For the data below, report the number of lines that contain the string "期货方面" and nothing else.
┌─ SUPPLIED ENTRIES
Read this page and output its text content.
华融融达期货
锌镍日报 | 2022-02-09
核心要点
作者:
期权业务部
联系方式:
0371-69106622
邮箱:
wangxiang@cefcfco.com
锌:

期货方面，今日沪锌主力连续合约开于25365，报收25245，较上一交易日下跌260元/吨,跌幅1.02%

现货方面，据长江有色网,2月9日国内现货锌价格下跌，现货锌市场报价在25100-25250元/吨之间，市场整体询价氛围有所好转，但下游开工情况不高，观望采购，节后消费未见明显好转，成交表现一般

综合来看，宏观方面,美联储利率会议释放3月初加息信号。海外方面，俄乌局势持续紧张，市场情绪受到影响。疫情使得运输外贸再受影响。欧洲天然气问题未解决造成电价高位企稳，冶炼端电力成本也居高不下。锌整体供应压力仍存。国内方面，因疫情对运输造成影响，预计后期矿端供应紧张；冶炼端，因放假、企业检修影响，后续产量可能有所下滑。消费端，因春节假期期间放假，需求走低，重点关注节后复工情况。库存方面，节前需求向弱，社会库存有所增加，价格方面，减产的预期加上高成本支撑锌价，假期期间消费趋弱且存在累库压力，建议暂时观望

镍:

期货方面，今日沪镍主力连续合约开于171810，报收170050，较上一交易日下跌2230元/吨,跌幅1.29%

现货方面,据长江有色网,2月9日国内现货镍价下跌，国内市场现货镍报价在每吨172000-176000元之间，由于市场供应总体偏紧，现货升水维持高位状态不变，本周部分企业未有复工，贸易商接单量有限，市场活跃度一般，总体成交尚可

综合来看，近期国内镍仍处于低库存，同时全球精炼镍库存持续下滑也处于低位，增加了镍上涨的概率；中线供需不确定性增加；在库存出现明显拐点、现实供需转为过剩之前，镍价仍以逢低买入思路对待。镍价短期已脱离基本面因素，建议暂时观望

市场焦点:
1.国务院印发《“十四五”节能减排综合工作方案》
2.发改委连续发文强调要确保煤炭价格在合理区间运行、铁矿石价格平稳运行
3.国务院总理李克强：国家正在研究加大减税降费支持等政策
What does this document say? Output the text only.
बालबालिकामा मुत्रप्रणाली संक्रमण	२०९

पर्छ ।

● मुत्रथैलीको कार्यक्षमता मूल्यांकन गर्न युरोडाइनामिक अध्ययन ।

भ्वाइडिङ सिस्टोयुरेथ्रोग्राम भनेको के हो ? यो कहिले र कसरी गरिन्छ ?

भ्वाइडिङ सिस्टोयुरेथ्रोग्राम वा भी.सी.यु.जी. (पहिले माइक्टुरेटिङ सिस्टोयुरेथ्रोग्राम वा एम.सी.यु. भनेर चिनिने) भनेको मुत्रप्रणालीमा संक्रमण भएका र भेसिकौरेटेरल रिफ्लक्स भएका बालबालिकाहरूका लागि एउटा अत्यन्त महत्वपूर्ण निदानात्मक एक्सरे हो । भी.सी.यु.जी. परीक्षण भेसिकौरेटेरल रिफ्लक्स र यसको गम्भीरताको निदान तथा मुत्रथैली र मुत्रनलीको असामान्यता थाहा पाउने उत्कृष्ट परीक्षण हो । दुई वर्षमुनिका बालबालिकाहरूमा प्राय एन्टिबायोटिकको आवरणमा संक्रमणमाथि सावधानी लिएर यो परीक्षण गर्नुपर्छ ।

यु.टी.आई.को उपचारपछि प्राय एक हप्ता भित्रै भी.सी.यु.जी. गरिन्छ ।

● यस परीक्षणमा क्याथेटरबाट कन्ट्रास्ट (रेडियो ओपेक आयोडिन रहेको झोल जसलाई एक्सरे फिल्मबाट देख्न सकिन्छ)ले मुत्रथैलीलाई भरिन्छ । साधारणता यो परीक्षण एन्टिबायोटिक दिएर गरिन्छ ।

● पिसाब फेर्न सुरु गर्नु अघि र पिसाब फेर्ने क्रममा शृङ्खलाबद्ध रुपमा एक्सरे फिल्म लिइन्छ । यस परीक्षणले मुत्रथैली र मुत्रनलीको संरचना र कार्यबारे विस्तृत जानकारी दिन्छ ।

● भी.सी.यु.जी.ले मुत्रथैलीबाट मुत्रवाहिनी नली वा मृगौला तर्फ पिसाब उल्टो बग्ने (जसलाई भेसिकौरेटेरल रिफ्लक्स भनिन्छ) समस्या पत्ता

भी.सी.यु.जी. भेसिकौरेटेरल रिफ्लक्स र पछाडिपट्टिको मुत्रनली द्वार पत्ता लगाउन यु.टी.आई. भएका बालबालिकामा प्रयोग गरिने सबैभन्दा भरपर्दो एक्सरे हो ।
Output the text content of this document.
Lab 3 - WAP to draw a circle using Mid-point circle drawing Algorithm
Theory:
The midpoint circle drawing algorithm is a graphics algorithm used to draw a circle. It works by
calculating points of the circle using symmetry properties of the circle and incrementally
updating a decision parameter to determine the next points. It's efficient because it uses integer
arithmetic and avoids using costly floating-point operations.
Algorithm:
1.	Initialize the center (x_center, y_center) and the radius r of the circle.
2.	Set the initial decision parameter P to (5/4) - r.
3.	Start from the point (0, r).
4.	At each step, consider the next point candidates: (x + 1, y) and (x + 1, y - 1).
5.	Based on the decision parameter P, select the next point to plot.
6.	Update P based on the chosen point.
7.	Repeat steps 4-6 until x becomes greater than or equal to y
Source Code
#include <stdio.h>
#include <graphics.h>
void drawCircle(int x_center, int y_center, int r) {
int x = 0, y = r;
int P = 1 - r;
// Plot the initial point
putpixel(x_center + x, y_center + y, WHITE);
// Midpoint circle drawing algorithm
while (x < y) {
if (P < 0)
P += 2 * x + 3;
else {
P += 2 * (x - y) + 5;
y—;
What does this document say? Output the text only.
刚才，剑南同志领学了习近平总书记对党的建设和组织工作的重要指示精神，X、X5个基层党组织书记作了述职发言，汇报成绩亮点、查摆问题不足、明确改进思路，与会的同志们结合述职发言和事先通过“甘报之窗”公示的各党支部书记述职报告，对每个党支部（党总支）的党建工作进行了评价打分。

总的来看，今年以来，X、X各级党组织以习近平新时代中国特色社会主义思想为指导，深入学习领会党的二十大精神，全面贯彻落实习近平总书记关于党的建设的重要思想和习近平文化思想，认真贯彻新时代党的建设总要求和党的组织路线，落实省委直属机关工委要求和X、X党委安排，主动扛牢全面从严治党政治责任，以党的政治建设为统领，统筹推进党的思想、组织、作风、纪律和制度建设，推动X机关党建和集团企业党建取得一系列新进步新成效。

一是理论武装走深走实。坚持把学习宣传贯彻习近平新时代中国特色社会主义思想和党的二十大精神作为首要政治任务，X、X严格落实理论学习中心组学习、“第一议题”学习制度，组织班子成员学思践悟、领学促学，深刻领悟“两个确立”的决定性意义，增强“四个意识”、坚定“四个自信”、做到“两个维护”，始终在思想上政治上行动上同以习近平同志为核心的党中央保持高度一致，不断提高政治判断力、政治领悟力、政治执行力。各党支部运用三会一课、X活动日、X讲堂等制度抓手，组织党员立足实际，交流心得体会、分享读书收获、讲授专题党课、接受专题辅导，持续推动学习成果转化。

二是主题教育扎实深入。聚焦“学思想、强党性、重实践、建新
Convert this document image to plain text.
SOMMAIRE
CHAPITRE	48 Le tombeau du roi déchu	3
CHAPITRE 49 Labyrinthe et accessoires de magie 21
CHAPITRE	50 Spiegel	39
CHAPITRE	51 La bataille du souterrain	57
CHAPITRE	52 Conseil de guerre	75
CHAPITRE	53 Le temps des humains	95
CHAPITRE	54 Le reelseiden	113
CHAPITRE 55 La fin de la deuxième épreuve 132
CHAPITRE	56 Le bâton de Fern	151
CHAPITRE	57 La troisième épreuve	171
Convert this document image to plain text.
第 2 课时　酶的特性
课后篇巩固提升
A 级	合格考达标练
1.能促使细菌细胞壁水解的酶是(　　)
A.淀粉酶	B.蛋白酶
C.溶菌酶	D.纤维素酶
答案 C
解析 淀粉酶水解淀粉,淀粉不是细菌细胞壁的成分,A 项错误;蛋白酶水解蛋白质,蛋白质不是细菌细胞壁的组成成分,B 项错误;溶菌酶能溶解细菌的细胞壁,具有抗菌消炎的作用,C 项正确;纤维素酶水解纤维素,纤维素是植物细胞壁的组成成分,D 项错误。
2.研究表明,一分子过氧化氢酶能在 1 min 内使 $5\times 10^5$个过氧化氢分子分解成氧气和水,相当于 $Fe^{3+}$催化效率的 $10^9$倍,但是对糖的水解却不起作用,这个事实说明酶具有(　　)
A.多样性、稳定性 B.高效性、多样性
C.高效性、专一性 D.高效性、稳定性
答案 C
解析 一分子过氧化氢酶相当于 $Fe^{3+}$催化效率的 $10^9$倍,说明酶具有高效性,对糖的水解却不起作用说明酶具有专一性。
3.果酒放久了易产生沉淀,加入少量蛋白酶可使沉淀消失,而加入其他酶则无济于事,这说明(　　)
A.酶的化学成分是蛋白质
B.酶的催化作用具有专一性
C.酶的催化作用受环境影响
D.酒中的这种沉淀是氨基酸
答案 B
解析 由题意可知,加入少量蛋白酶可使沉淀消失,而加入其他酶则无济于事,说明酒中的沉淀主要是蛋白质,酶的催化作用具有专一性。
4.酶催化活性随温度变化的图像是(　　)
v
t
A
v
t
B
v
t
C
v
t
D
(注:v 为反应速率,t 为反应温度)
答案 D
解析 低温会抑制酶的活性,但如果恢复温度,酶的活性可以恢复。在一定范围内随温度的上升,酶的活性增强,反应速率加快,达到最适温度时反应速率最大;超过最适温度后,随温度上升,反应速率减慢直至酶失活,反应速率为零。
└─
ANSWER BELOW:
2